= What to produce =
Find the lines holding the string "Matti" in the data, then copy all of them.

++++++++++

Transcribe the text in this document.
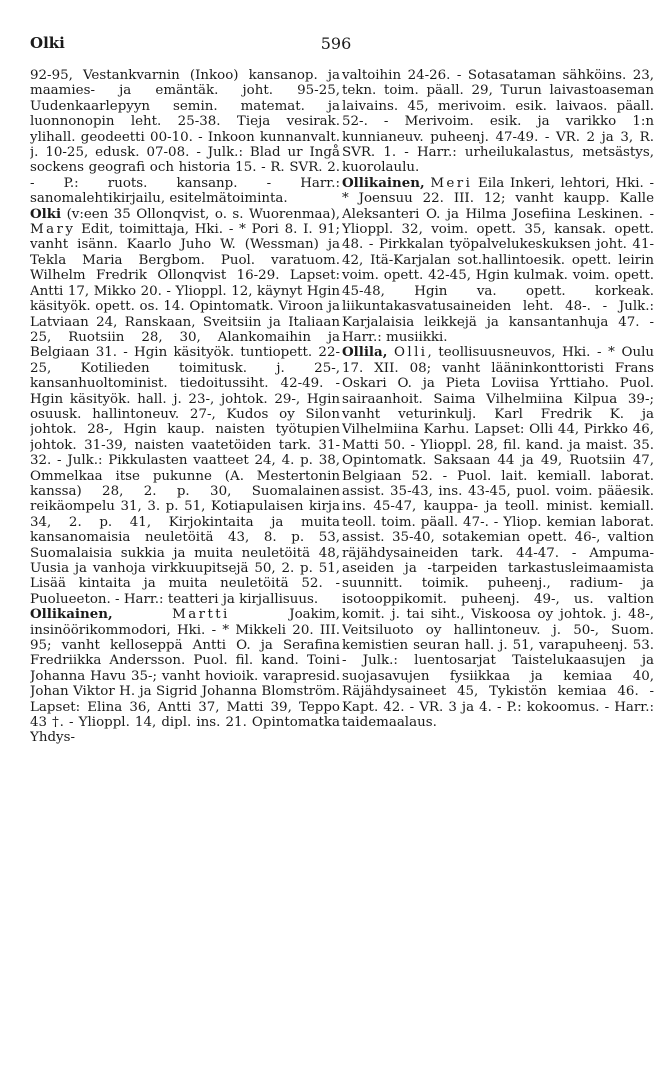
Olki	596

92-95, Vestankvarnin (Inkoo) kansanop. ja maamies- ja emäntäk. joht. 95-25, Uudenkaarlepyyn semin. matemat. ja luonnonopin leht. 25-38. Tieja vesirak. ylihall. geodeetti 00-10. - Inkoon kunnanvalt. j. 10-25, edusk. 07-08. - Julk.: Blad ur Ingå sockens geografi och historia 15. - R. SVR. 2. - P.: ruots. kansanp. - Harr.: sanomalehtikirjailu, esitelmätoiminta.

Olki (v:een 35 Ollonqvist, o. s. Wuorenmaa), Mary Edit, toimittaja, Hki. - * Pori 8. I. 91; vanht isänn. Kaarlo Juho W. (Wessman) ja Tekla Maria Bergbom. Puol. varatuom. Wilhelm Fredrik Ollonqvist 16-29. Lapset: Antti 17, Mikko 20. - Ylioppl. 12, käynyt Hgin käsityök. opett. os. 14. Opintomatk. Viroon ja Latviaan 24, Ranskaan, Sveitsiin ja Italiaan 25, Ruotsiin 28, 30, Alankomaihin ja Belgiaan 31. - Hgin käsityök. tuntiopett. 22-25, Kotilieden toimitusk. j. 25-, kansanhuoltominist. tiedoitussiht. 42-49. - Hgin käsityök. hall. j. 23-, johtok. 29-, Hgin osuusk. hallintoneuv. 27-, Kudos oy Silon johtok. 28-, Hgin kaup. naisten työtupien johtok. 31-39, naisten vaatetöiden tark. 31-32. - Julk.: Pikkulasten vaatteet 24, 4. p. 38, Ommelkaa itse pukunne (A. Mestertonin kanssa) 28, 2. p. 30, Suomalainen reikäompelu 31, 3. p. 51, Kotiapulaisen kirja 34, 2. p. 41, Kirjokintaita ja muita kansanomaisia neuletöitä 43, 8. p. 53, Suomalaisia sukkia ja muita neuletöitä 48, Uusia ja vanhoja virkkuupitsejä 50, 2. p. 51, Lisää kintaita ja muita neuletöitä 52. - Puolueeton. - Harr.: teatteri ja kirjallisuus.

Ollikainen,	Martti Joakim, insinöörikommodori, Hki. - * Mikkeli 20. III. 95; vanht kelloseppä Antti O. ja Serafina Fredriikka Andersson. Puol. fil. kand. Toini Johanna Havu 35-; vanht hovioik. varapresid. Johan Viktor H. ja Sigrid Johanna Blomström. Lapset: Elina 36, Antti 37, Matti 39, Teppo 43 †. - Ylioppl. 14, dipl. ins. 21. Opintomatka Yhdys-

valtoihin 24-26. - Sotasataman sähköins. 23, tekn. toim. päall. 29, Turun laivastoaseman laivains. 45, merivoim. esik. laivaos. päall. 52-. - Merivoim. esik. ja varikko 1:n kunnianeuv. puheenj. 47-49. - VR. 2 ja 3, R. SVR. 1. - Harr.: urheilukalastus, metsästys, kuorolaulu.

Ollikainen, Meri Eila Inkeri, lehtori, Hki. - * Joensuu 22. III. 12; vanht kaupp. Kalle Aleksanteri O. ja Hilma Josefiina Leskinen. - Ylioppl. 32, voim. opett. 35, kansak. opett. 48. - Pirkkalan työpalvelukeskuksen joht. 41-42, Itä-Karjalan sot.hallintoesik. opett. leirin voim. opett. 42-45, Hgin kulmak. voim. opett. 45-48, Hgin va. opett. korkeak. liikuntakasvatusaineiden leht. 48-. - Julk.: Karjalaisia leikkejä ja kansantanhuja 47. - Harr.: musiikki.

Ollila, Olli, teollisuusneuvos, Hki. - * Oulu 17. XII. 08; vanht lääninkonttoristi Frans Oskari O. ja Pieta Loviisa Yrttiaho. Puol. sairaanhoit. Saima Vilhelmiina Kilpua 39-; vanht veturinkulj. Karl Fredrik K. ja Vilhelmiina Karhu. Lapset: Olli 44, Pirkko 46, Matti 50. - Ylioppl. 28, fil. kand. ja maist. 35. Opintomatk. Saksaan 44 ja 49, Ruotsiin 47, Belgiaan 52. - Puol. lait. kemiall. laborat. assist. 35-43, ins. 43-45, puol. voim. pääesik. ins. 45-47, kauppa- ja teoll. minist. kemiall. teoll. toim. päall. 47-. - Yliop. kemian laborat. assist. 35-40, sotakemian opett. 46-, valtion räjähdysaineiden tark. 44-47. - Ampuma-aseiden ja -tarpeiden tarkastusleimaamista suunnitt. toimik. puheenj., radium- ja isotooppikomit. puheenj. 49-, us. valtion komit. j. tai siht., Viskoosa oy johtok. j. 48-, Veitsiluoto oy hallintoneuv. j. 50-, Suom. kemistien seuran hall. j. 51, varapuheenj. 53. - Julk.: luentosarjat Taistelukaasujen ja suojasavujen fysiikkaa ja kemiaa 40, Räjähdysaineet 45, Tykistön kemiaa 46. - Kapt. 42. - VR. 3 ja 4. - P.: kokoomus. - Harr.: taidemaalaus.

++++++++++

= The solution =
Ollikainen,	Martti Joakim, insinöörikommodori, Hki. - * Mikkeli 20. III. 95; vanht kelloseppä Antti O. ja Serafina Fredriikka Andersson. Puol. fil. kand. Toini Johanna Havu 35-; vanht hovioik. varapresid. Johan Viktor H. ja Sigrid Johanna Blomström. Lapset: Elina 36, Antti 37, Matti 39, Teppo 43 †. - Ylioppl. 14, dipl. ins. 21. Opintomatka Yhdys-
Ollila, Olli, teollisuusneuvos, Hki. - * Oulu 17. XII. 08; vanht lääninkonttoristi Frans Oskari O. ja Pieta Loviisa Yrttiaho. Puol. sairaanhoit. Saima Vilhelmiina Kilpua 39-; vanht veturinkulj. Karl Fredrik K. ja Vilhelmiina Karhu. Lapset: Olli 44, Pirkko 46, Matti 50. - Ylioppl. 28, fil. kand. ja maist. 35. Opintomatk. Saksaan 44 ja 49, Ruotsiin 47, Belgiaan 52. - Puol. lait. kemiall. laborat. assist. 35-43, ins. 43-45, puol. voim. pääesik. ins. 45-47, kauppa- ja teoll. minist. kemiall. teoll. toim. päall. 47-. - Yliop. kemian laborat. assist. 35-40, sotakemian opett. 46-, valtion räjähdysaineiden tark. 44-47. - Ampuma-aseiden ja -tarpeiden tarkastusleimaamista suunnitt. toimik. puheenj., radium- ja isotooppikomit. puheenj. 49-, us. valtion komit. j. tai siht., Viskoosa oy johtok. j. 48-, Veitsiluoto oy hallintoneuv. j. 50-, Suom. kemistien seuran hall. j. 51, varapuheenj. 53. - Julk.: luentosarjat Taistelukaasujen ja suojasavujen fysiikkaa ja kemiaa 40, Räjähdysaineet 45, Tykistön kemiaa 46. - Kapt. 42. - VR. 3 ja 4. - P.: kokoomus. - Harr.: taidemaalaus.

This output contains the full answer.